[Start of Entries]

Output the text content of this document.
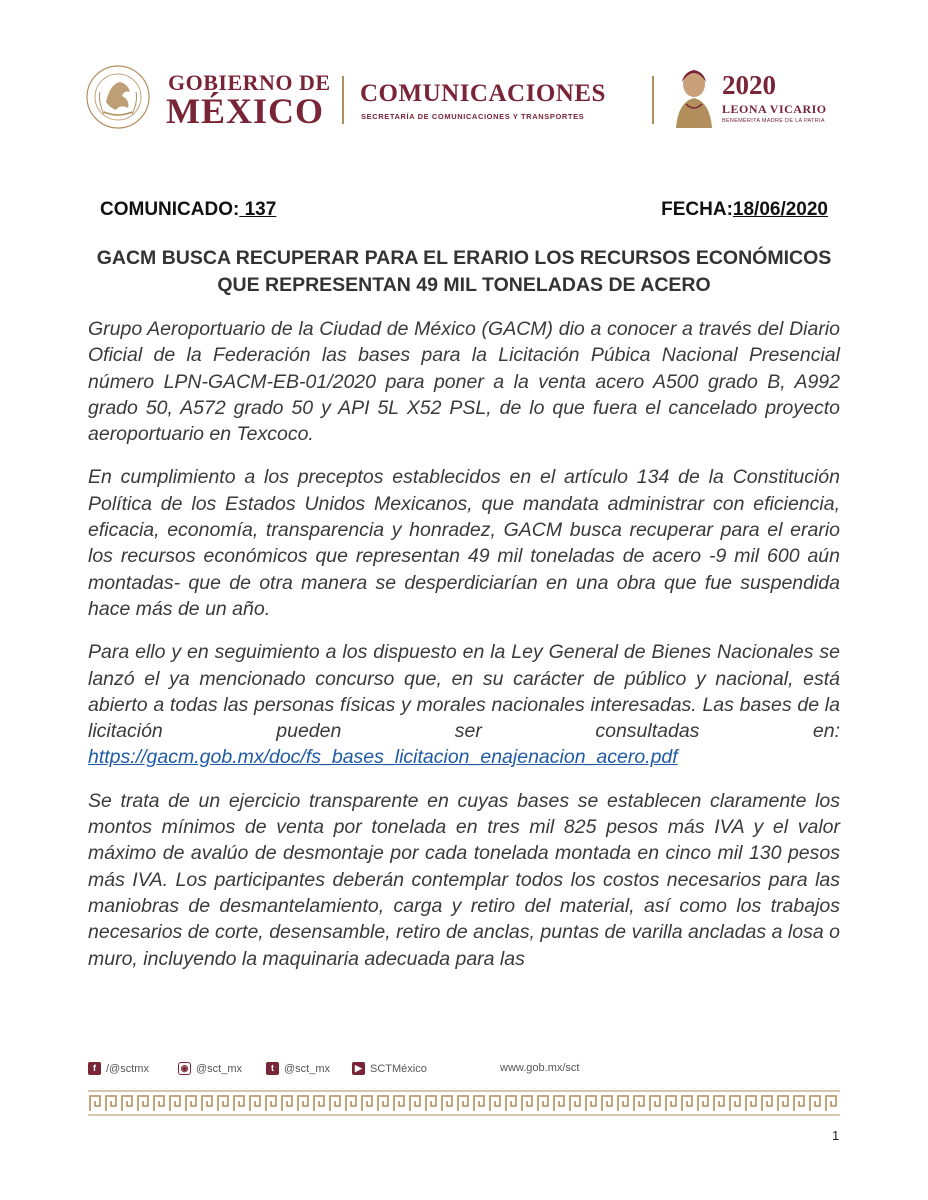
GOBIERNO DE
MÉXICO COMUNICACIONES
SECRETARÍA DE COMUNICACIONES Y TRANSPORTES
2020
LEONA VICARIO
BENEMÉRITA MADRE DE LA PATRIA
COMUNICADO: 137	FECHA:18/06/2020
GACM BUSCA RECUPERAR PARA EL ERARIO LOS RECURSOS ECONÓMICOS QUE REPRESENTAN 49 MIL TONELADAS DE ACERO

Grupo Aeroportuario de la Ciudad de México (GACM) dio a conocer a través del Diario Oficial de la Federación las bases para la Licitación Púbica Nacional Presencial número LPN-GACM-EB-01/2020 para poner a la venta acero A500 grado B, A992 grado 50, A572 grado 50 y API 5L X52 PSL, de lo que fuera el cancelado proyecto aeroportuario en Texcoco.

En cumplimiento a los preceptos establecidos en el artículo 134 de la Constitución Política de los Estados Unidos Mexicanos, que mandata administrar con eficiencia, eficacia, economía, transparencia y honradez, GACM busca recuperar para el erario los recursos económicos que representan 49 mil toneladas de acero -9 mil 600 aún montadas- que de otra manera se desperdiciarían en una obra que fue suspendida hace más de un año.

Para ello y en seguimiento a los dispuesto en la Ley General de Bienes Nacionales se lanzó el ya mencionado concurso que, en su carácter de público y nacional, está abierto a todas las personas físicas y morales nacionales interesadas. Las bases de la licitación pueden ser consultadas en: https://gacm.gob.mx/doc/fs_bases_licitacion_enajenacion_acero.pdf

Se trata de un ejercicio transparente en cuyas bases se establecen claramente los montos mínimos de venta por tonelada en tres mil 825 pesos más IVA y el valor máximo de avalúo de desmontaje por cada tonelada montada en cinco mil 130 pesos más IVA. Los participantes deberán contemplar todos los costos necesarios para las maniobras de desmantelamiento, carga y retiro del material, así como los trabajos necesarios de corte, desensamble, retiro de anclas, puntas de varilla ancladas a losa o muro, incluyendo la maquinaria adecuada para las

f /@sctmx	◉ @sct_mx	t @sct_mx	▶ SCTMéxico	www.gob.mx/sct
1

[End of Entries]

* **Do this**
Show all lines in the entries above where the string "COMUNICACIONES" appears.

* **Output**
MÉXICO COMUNICACIONES
SECRETARÍA DE COMUNICACIONES Y TRANSPORTES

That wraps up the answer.